_TASK DESCRIPTION_
Reproduce each line that includes the word "xlabel".

_EXERCISE INPUTS_
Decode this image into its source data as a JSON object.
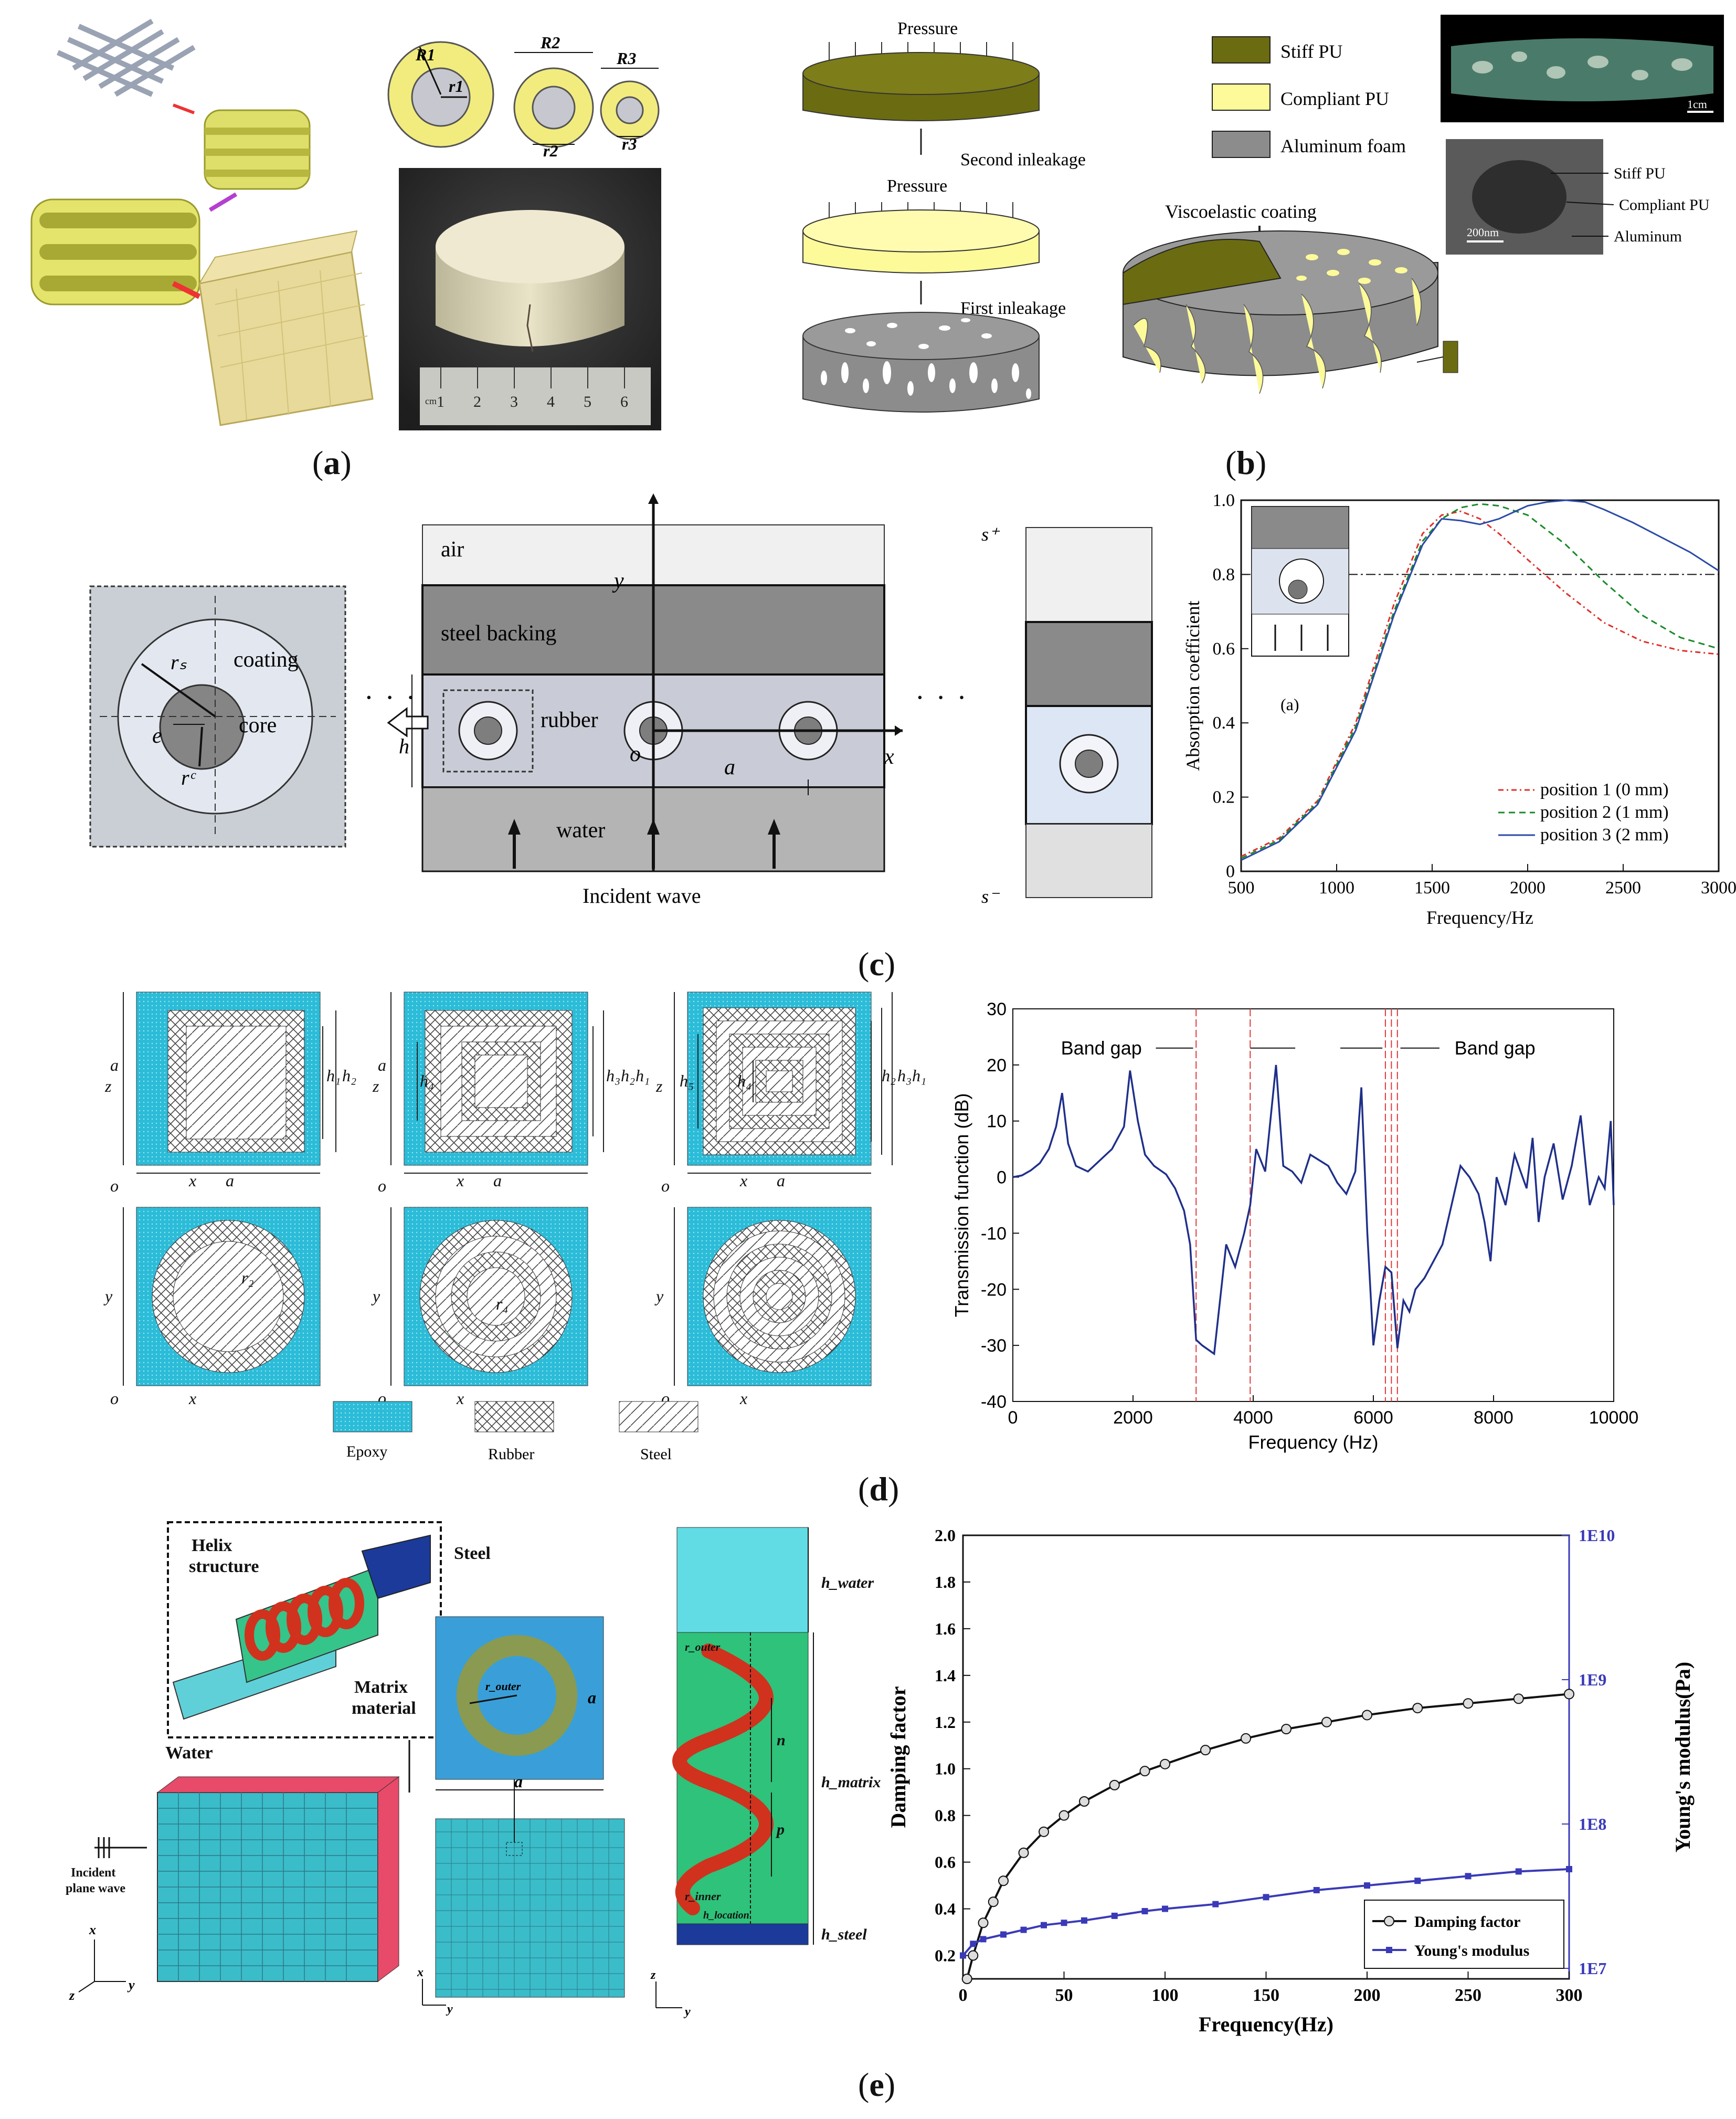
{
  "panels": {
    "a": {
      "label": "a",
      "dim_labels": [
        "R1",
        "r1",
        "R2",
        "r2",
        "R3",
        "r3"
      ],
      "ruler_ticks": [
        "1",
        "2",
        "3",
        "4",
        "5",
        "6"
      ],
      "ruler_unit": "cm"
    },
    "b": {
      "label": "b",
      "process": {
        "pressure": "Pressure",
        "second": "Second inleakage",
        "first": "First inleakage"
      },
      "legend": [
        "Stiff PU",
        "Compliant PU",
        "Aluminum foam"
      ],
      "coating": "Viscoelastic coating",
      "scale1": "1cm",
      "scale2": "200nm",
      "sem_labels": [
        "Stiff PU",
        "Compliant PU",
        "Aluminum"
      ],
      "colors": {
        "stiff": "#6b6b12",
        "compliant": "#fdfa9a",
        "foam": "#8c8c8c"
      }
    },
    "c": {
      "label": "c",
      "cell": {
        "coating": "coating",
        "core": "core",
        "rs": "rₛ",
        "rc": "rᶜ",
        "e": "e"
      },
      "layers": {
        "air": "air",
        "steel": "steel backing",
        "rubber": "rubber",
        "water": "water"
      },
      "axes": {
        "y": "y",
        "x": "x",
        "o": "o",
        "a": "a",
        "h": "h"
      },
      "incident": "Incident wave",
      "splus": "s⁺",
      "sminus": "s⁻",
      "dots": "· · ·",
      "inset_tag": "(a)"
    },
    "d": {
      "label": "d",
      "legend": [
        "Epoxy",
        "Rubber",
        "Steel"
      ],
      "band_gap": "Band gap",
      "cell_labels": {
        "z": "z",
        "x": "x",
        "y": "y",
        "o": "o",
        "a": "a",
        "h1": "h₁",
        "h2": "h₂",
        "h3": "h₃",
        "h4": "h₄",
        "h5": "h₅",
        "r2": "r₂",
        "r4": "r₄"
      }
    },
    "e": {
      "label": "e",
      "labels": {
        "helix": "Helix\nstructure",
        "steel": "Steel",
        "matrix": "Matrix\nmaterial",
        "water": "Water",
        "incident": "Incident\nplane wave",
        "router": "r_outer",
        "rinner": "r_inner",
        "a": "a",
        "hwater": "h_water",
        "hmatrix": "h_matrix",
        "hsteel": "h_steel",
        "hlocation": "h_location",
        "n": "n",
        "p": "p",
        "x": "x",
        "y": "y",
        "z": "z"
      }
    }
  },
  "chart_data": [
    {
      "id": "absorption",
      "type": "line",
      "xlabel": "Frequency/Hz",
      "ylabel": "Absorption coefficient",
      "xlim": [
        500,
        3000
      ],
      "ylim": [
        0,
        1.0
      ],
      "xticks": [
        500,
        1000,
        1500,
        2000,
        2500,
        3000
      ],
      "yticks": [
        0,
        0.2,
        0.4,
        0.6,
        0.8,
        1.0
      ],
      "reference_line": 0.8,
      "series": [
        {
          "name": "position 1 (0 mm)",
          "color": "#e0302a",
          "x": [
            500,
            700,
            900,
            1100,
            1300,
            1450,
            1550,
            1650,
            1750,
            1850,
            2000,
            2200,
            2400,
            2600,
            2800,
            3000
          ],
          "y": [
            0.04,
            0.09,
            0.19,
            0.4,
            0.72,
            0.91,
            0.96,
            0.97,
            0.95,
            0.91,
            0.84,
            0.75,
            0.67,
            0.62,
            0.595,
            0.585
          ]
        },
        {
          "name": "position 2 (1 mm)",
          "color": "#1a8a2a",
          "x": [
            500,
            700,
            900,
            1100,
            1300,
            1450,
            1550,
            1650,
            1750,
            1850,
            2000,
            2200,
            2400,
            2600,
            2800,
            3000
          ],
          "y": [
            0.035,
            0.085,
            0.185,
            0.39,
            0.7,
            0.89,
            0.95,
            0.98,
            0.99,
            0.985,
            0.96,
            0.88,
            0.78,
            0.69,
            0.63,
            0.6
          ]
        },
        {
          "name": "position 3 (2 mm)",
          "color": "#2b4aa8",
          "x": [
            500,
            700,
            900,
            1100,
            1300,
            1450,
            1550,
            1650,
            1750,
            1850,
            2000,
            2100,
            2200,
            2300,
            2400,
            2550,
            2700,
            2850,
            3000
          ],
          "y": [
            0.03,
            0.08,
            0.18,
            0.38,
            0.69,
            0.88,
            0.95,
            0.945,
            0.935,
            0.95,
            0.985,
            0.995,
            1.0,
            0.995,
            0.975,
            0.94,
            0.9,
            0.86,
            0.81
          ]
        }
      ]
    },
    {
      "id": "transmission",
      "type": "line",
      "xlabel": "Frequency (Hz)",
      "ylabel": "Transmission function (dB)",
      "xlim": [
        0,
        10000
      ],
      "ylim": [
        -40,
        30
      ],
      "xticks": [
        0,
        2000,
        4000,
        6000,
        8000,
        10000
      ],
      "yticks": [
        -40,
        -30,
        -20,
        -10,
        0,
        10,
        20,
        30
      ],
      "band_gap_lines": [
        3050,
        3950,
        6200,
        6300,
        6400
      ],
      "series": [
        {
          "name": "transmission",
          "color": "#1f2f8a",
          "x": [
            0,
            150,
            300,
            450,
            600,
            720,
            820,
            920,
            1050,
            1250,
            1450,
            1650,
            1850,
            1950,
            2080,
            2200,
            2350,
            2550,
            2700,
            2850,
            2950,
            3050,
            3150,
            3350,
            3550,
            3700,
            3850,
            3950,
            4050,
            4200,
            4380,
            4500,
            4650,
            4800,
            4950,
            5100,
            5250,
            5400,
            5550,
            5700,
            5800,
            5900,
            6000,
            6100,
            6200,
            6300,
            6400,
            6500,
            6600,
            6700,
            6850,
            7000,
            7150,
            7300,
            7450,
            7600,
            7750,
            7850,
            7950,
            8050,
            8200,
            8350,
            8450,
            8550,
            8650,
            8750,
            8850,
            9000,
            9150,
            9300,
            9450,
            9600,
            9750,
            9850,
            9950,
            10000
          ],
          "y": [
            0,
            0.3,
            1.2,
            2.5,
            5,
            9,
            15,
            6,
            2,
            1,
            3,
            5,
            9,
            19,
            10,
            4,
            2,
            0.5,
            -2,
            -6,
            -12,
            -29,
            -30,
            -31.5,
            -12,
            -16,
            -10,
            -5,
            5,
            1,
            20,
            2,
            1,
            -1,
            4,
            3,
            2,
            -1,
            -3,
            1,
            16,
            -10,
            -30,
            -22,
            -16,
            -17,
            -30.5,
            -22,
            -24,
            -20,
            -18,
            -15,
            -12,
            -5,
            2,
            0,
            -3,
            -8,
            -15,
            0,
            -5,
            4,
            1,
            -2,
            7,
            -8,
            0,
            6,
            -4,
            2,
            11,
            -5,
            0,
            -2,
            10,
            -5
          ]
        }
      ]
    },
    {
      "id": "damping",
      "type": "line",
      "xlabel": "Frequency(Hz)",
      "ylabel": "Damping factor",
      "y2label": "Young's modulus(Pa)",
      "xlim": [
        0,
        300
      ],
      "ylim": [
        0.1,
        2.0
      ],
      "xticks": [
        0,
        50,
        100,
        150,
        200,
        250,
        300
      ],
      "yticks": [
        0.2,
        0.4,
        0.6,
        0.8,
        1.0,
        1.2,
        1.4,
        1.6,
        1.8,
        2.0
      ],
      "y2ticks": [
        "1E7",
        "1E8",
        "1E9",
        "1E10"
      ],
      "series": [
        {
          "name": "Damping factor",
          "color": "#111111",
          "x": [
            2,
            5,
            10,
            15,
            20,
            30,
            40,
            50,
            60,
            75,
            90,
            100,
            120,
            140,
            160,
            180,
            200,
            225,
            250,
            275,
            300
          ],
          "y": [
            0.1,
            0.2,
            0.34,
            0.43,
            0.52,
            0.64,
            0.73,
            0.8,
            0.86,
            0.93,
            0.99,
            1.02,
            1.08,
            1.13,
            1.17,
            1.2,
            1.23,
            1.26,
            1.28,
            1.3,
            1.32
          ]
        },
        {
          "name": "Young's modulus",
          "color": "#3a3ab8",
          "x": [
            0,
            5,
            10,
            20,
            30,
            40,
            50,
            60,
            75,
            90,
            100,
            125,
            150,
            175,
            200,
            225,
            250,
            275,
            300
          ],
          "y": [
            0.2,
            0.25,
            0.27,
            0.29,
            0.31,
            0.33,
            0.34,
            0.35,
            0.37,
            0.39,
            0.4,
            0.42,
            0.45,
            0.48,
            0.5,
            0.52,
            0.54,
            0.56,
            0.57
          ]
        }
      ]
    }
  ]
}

_PROBLEM SOLUTION_
      "xlabel": "Frequency/Hz",
      "xlabel": "Frequency (Hz)",
      "xlabel": "Frequency(Hz)",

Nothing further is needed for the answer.